◆ DIRECTIONS FOR THIS TASK ◆
Your answer should be a single number: the count of lines that include "NaCl".

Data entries
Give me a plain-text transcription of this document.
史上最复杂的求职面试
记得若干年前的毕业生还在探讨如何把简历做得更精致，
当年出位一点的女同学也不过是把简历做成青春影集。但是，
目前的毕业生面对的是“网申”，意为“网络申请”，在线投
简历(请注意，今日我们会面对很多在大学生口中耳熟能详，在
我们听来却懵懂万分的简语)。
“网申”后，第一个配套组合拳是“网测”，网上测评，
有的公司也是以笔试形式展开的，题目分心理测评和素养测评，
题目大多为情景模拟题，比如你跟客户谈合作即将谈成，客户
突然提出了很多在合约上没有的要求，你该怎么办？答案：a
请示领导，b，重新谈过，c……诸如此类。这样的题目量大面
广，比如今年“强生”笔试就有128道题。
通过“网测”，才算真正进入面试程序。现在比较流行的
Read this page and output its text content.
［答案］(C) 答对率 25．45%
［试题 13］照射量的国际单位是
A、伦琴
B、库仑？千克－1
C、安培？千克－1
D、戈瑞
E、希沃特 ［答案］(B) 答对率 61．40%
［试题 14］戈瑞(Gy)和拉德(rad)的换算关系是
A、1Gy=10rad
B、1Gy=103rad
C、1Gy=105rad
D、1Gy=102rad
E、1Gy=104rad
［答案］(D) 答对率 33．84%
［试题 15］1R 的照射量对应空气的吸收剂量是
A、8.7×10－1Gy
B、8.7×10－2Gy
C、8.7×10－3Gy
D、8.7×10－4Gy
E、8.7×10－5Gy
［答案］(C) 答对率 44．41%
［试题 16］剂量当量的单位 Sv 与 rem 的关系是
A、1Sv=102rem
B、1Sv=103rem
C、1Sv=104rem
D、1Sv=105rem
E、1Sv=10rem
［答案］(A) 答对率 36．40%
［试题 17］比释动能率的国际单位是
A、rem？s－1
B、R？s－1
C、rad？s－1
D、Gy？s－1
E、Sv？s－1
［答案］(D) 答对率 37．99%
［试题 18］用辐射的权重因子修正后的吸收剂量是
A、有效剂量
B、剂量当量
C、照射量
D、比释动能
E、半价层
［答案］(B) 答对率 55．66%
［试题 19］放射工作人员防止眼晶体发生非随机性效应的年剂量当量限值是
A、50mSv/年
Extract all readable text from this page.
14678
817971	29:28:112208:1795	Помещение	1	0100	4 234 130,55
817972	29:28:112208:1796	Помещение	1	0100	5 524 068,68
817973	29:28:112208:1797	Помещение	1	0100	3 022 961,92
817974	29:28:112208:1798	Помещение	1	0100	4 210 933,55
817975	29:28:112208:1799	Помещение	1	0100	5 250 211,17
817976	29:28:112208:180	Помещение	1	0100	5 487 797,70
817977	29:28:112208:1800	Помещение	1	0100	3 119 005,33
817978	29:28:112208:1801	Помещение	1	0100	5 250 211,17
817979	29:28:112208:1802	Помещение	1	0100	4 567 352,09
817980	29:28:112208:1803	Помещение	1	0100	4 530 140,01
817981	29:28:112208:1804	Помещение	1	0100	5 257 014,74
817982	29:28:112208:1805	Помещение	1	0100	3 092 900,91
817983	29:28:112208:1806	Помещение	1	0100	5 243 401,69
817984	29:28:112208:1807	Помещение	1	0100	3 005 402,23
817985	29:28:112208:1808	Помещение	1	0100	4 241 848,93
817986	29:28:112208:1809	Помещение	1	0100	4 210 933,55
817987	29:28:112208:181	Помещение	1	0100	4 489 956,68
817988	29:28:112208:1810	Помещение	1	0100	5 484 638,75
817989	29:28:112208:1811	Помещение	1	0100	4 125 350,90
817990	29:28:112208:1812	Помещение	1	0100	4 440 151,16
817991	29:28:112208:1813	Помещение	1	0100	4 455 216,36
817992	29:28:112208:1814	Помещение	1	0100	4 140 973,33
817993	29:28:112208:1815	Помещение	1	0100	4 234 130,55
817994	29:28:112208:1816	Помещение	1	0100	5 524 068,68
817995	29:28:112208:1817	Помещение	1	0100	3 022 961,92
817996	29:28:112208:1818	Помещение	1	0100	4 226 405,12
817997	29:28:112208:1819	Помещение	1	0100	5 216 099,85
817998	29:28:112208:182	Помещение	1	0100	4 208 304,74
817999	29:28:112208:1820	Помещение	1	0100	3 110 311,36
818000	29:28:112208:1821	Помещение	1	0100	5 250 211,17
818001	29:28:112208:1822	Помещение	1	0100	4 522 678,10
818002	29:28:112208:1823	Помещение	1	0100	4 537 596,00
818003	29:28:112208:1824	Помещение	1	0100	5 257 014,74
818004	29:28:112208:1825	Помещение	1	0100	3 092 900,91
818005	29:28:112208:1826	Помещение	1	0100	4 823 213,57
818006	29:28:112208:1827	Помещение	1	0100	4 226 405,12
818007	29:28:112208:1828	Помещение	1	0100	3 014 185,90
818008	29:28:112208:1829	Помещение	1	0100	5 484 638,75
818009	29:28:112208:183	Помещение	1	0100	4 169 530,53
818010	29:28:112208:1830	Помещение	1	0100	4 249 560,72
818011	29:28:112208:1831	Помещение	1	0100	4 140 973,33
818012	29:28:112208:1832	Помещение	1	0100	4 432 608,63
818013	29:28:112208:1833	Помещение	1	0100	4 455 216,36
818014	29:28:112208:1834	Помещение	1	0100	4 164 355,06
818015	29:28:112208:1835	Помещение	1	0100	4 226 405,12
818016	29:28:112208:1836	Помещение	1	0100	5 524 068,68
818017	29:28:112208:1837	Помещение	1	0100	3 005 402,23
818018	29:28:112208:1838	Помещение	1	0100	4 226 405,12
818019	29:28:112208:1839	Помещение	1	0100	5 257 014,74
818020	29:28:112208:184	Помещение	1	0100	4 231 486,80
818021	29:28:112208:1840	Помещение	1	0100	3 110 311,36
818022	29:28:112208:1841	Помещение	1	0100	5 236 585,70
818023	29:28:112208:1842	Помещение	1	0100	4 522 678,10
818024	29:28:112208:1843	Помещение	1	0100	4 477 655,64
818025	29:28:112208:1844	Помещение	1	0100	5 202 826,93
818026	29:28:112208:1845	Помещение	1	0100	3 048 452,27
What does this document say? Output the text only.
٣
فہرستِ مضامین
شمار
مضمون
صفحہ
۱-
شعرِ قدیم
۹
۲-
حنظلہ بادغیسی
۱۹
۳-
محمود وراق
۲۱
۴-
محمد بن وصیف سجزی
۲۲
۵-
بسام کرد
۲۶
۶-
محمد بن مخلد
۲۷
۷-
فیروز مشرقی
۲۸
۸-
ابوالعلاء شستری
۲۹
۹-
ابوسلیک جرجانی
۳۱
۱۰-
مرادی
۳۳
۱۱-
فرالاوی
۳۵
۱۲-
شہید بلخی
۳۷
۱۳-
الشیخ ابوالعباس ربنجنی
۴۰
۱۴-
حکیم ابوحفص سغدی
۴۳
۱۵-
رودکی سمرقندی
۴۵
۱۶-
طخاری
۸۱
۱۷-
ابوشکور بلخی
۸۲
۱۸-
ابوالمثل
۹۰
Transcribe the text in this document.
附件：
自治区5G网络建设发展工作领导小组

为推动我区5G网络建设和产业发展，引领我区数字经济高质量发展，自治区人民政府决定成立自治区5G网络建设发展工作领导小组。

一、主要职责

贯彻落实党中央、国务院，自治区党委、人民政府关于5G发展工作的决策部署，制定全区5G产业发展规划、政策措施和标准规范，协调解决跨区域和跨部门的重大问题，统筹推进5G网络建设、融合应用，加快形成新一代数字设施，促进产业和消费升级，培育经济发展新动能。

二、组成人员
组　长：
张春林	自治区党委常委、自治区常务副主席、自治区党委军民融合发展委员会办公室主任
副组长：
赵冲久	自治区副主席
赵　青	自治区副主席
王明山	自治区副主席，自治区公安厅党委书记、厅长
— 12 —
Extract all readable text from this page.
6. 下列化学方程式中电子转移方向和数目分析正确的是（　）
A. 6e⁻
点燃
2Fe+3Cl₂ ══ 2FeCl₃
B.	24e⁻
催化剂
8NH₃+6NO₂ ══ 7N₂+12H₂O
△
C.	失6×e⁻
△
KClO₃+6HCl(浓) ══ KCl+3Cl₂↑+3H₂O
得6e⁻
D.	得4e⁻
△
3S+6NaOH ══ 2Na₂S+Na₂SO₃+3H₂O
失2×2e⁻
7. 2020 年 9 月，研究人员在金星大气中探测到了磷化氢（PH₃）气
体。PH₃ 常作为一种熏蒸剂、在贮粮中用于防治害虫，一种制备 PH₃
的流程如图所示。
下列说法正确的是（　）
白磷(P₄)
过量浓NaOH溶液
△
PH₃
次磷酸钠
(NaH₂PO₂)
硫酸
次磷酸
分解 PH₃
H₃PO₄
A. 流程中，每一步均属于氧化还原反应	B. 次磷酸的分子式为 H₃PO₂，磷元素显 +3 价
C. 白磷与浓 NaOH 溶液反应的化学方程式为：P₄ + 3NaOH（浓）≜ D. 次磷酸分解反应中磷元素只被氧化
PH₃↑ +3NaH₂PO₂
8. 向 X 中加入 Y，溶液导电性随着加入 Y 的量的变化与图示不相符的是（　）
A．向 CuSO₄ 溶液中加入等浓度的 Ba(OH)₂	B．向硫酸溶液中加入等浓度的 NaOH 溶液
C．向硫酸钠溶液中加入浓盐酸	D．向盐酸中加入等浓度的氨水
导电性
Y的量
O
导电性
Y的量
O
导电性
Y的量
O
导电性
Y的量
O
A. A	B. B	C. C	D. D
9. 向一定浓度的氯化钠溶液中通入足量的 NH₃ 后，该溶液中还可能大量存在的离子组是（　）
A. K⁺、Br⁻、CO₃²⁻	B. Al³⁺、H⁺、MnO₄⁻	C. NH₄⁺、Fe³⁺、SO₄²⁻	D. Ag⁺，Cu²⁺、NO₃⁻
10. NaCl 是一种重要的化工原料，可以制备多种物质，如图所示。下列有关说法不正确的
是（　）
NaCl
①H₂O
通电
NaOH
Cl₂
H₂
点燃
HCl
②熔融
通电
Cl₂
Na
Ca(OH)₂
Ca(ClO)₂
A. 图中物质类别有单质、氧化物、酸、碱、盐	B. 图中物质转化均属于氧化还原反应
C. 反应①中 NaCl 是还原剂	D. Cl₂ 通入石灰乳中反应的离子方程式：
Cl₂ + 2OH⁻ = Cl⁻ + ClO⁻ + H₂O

◆ CORRECT RESULT ◆
3